→ WHAT YOU ARE ASKED TO DO: In the material below, the lines containing the word "warning" are required; copy each of them.

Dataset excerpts

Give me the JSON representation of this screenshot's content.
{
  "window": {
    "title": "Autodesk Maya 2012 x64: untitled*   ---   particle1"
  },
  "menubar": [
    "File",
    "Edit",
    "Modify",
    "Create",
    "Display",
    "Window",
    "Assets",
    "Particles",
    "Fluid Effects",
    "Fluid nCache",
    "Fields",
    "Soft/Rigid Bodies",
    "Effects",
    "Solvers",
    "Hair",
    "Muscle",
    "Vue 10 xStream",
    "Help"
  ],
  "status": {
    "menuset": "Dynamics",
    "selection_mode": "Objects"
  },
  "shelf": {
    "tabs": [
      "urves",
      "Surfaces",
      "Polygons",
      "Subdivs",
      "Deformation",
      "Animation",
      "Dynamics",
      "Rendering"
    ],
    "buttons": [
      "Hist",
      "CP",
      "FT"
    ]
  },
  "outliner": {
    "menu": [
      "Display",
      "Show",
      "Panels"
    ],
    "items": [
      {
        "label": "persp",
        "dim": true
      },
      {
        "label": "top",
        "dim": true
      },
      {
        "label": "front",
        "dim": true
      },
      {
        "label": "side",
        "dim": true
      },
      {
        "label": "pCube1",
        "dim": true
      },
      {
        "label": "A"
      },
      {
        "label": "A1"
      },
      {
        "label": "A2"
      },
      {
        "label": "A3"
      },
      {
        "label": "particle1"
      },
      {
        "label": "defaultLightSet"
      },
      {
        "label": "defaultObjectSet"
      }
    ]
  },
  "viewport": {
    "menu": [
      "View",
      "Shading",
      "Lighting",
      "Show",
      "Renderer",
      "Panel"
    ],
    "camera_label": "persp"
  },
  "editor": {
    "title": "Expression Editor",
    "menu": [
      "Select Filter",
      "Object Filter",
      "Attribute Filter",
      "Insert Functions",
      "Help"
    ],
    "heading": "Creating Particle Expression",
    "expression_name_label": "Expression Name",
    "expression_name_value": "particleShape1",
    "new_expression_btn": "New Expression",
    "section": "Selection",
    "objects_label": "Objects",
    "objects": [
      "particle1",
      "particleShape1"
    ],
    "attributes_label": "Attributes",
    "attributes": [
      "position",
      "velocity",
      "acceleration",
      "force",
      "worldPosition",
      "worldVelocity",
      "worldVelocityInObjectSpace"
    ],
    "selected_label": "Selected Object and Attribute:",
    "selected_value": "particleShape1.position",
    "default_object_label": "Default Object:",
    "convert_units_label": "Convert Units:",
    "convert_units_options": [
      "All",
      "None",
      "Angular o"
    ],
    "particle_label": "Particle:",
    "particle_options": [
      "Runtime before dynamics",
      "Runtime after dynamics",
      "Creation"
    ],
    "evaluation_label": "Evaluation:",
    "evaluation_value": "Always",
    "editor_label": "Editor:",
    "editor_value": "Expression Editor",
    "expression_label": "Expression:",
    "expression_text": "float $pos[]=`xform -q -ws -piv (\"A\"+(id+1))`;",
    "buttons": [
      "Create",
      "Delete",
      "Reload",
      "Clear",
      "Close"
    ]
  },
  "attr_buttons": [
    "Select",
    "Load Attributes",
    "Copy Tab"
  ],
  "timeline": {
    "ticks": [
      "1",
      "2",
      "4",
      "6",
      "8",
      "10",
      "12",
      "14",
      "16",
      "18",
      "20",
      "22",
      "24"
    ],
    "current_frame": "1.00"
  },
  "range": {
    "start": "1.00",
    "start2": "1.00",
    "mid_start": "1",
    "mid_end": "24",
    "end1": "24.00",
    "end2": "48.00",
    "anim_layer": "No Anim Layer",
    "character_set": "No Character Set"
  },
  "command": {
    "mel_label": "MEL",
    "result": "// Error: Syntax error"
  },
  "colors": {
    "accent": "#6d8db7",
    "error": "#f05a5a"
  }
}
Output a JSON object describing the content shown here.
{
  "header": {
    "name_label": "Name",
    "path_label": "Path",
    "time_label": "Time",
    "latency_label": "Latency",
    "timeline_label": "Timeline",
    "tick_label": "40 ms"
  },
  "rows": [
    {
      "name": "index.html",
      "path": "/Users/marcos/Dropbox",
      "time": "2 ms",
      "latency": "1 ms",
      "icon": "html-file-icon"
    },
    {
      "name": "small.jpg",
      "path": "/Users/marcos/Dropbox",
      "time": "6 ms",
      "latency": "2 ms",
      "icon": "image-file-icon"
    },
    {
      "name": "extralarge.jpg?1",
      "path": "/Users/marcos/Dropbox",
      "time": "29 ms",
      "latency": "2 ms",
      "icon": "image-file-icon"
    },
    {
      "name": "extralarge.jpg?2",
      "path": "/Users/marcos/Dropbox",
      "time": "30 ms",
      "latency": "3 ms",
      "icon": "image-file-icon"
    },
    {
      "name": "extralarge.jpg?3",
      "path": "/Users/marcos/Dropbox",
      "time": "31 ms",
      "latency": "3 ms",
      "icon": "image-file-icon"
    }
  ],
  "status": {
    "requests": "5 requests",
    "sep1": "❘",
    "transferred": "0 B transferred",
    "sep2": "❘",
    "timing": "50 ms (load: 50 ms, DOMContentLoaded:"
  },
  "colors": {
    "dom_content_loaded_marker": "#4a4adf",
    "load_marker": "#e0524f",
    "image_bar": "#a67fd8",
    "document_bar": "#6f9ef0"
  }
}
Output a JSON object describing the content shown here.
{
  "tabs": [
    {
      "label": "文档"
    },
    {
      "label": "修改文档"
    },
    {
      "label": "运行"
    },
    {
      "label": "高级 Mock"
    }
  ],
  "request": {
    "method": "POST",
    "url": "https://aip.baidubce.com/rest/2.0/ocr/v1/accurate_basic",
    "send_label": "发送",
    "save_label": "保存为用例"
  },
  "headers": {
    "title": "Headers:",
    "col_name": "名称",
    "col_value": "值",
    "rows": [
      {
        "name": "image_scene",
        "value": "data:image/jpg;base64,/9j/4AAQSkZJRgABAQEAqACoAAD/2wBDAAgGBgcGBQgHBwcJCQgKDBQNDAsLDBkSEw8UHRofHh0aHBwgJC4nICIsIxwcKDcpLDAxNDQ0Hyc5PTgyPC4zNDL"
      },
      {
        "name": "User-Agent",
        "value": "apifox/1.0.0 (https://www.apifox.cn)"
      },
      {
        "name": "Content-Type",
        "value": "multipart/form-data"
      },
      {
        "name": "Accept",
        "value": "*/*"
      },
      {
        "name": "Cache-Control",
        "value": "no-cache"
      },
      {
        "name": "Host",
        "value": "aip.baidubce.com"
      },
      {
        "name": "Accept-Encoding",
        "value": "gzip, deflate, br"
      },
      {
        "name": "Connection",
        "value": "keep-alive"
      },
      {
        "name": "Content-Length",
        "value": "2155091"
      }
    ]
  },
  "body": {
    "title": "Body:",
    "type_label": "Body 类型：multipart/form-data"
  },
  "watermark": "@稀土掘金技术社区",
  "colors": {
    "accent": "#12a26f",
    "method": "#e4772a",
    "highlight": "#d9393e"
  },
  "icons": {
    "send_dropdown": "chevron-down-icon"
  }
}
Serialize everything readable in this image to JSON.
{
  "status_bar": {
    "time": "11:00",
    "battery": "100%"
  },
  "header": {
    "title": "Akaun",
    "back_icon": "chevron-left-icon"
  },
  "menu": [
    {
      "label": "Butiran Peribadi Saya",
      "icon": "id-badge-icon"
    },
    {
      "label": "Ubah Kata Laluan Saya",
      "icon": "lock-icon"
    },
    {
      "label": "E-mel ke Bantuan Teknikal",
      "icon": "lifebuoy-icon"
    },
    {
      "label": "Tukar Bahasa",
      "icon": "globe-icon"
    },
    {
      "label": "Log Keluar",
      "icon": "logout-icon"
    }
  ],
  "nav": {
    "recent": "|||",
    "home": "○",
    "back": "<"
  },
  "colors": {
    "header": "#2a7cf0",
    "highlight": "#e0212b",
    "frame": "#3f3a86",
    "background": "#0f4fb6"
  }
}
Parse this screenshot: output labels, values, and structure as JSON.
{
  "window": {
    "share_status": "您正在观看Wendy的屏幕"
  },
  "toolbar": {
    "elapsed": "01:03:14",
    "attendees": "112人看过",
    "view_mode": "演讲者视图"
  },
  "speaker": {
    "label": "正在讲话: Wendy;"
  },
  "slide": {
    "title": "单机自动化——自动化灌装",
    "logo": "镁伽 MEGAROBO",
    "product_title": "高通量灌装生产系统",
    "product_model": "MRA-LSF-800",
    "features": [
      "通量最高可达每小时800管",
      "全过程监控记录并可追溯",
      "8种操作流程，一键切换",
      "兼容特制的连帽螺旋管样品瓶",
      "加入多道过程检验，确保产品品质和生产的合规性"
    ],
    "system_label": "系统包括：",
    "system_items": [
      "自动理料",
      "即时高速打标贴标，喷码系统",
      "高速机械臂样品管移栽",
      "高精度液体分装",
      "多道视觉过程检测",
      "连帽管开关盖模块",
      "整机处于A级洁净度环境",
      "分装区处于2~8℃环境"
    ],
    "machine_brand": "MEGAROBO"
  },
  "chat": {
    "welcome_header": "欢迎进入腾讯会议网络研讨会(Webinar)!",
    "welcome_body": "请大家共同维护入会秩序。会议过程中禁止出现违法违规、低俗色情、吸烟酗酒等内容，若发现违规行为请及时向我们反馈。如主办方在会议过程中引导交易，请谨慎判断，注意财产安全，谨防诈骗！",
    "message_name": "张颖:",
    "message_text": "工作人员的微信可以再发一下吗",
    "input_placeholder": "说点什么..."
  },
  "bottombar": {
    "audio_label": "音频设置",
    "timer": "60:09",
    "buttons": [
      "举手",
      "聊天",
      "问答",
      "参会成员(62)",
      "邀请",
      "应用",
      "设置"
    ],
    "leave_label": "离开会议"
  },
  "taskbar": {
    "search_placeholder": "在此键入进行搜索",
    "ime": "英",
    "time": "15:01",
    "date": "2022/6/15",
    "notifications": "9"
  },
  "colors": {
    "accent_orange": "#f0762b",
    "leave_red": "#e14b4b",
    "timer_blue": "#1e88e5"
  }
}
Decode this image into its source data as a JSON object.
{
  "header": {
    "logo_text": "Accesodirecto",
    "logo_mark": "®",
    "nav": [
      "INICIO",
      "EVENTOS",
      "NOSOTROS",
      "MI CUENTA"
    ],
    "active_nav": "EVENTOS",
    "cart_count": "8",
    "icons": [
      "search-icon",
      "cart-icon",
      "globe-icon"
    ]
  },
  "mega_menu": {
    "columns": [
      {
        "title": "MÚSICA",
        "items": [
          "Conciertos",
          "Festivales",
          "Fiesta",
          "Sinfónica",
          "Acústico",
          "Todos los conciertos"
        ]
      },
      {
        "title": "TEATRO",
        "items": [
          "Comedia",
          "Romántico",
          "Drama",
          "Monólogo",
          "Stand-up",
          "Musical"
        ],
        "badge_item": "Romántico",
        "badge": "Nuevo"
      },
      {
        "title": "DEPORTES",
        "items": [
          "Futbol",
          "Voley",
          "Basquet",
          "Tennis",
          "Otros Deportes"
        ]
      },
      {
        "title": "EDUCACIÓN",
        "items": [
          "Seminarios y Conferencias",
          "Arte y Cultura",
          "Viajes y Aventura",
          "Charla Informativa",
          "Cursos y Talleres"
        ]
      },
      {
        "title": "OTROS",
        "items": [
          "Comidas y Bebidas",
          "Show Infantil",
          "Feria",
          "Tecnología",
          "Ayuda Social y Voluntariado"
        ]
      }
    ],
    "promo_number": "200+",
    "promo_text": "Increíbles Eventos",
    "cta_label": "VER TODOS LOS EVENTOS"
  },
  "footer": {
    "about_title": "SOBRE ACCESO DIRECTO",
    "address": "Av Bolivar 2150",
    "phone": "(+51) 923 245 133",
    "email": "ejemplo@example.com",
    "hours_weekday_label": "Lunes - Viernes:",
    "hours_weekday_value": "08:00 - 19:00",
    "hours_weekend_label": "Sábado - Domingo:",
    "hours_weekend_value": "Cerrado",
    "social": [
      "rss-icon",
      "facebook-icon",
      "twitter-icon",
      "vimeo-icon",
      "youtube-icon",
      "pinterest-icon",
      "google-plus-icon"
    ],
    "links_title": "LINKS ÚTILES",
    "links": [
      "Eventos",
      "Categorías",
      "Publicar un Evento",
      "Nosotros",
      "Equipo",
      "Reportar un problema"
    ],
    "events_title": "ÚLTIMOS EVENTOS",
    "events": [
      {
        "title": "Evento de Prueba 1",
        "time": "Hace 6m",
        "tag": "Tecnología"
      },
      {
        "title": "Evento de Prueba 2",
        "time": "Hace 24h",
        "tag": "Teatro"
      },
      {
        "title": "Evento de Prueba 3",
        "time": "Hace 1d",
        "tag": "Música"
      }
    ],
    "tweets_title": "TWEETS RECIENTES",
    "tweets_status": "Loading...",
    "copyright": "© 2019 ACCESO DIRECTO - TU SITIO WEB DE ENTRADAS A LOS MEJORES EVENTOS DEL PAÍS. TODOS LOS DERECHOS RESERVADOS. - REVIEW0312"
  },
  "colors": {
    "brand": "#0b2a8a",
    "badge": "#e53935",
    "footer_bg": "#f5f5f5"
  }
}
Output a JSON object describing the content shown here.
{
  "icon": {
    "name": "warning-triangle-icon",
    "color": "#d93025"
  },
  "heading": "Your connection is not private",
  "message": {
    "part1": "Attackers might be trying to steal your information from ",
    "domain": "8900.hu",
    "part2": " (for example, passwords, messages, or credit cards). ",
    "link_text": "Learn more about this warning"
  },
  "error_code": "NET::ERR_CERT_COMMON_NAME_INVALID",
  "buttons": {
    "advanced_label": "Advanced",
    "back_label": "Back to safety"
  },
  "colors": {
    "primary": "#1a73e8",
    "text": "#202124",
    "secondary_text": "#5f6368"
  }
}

→ REPLY TO THE TASK:
    "name": "warning-triangle-icon",
    "link_text": "Learn more about this warning"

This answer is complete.